Show every line in the records below that contains the word "ConnectedDrive".

§ **Data for this task**
= = = = = = =
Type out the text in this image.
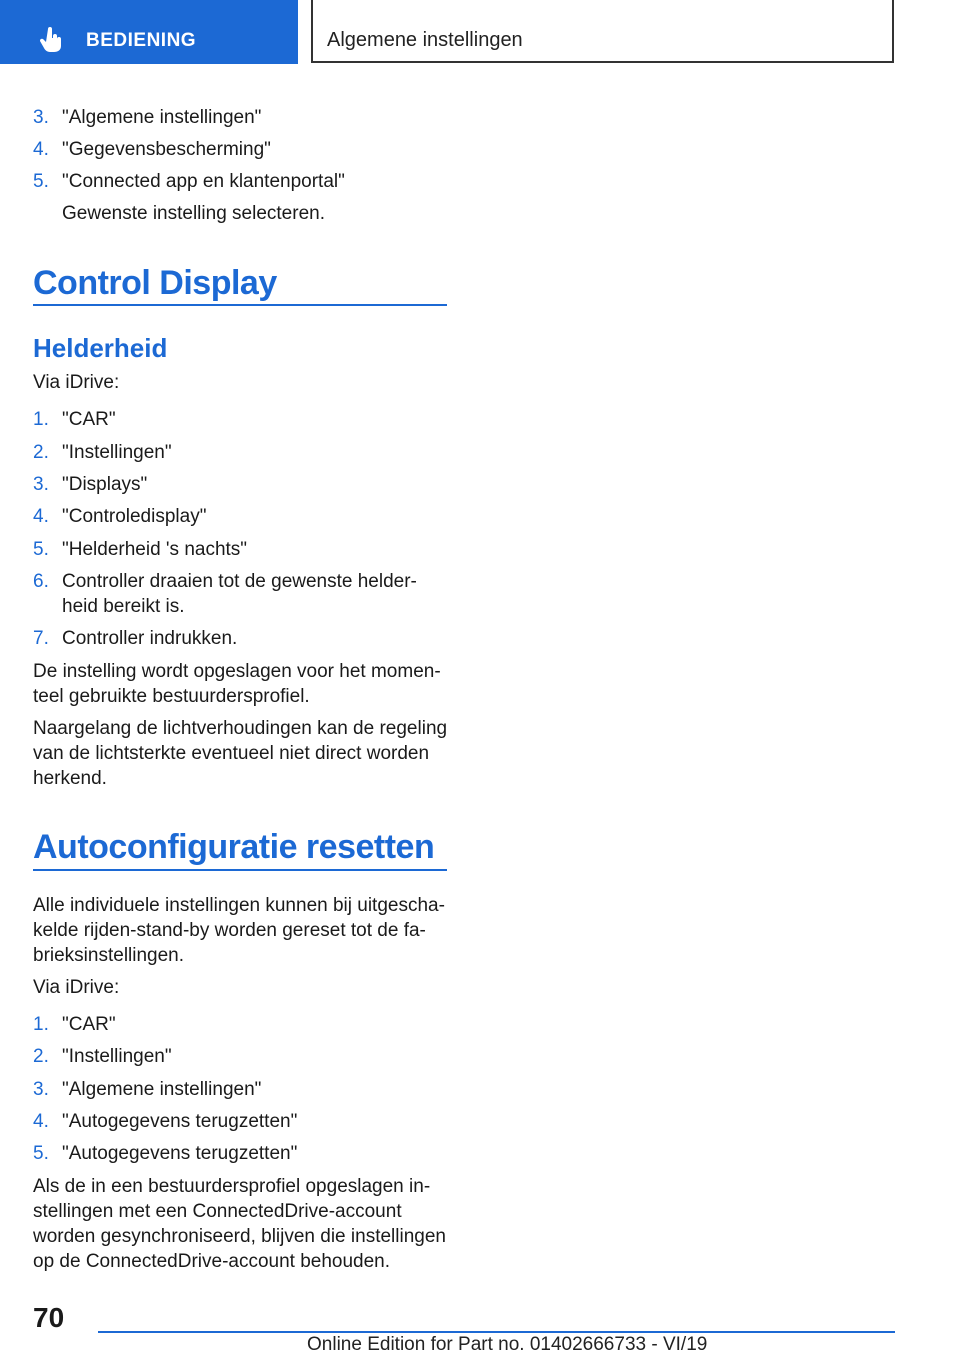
BEDIENING	Algemene instellingen
3. "Algemene instellingen"
4. "Gegevensbescherming"
5. "Connected app en klantenportal"
Gewenste instelling selecteren.
Control Display
Helderheid
Via iDrive:
1. "CAR"
2. "Instellingen"
3. "Displays"
4. "Controledisplay"
5. "Helderheid 's nachts"
6. Controller draaien tot de gewenste helder-
heid bereikt is.
7. Controller indrukken.
De instelling wordt opgeslagen voor het momen-
teel gebruikte bestuurdersprofiel.
Naargelang de lichtverhoudingen kan de regeling
van de lichtsterkte eventueel niet direct worden
herkend.
Autoconfiguratie resetten
Alle individuele instellingen kunnen bij uitgescha-
kelde rijden-stand-by worden gereset tot de fa-
brieksinstellingen.
Via iDrive:
1. "CAR"
2. "Instellingen"
3. "Algemene instellingen"
4. "Autogegevens terugzetten"
5. "Autogegevens terugzetten"
Als de in een bestuurdersprofiel opgeslagen in-
stellingen met een ConnectedDrive-account
worden gesynchroniseerd, blijven die instellingen
op de ConnectedDrive-account behouden.
70
Online Edition for Part no. 01402666733 - VI/19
= = = = = = =
§ **Worked solution**
stellingen met een ConnectedDrive-account
op de ConnectedDrive-account behouden.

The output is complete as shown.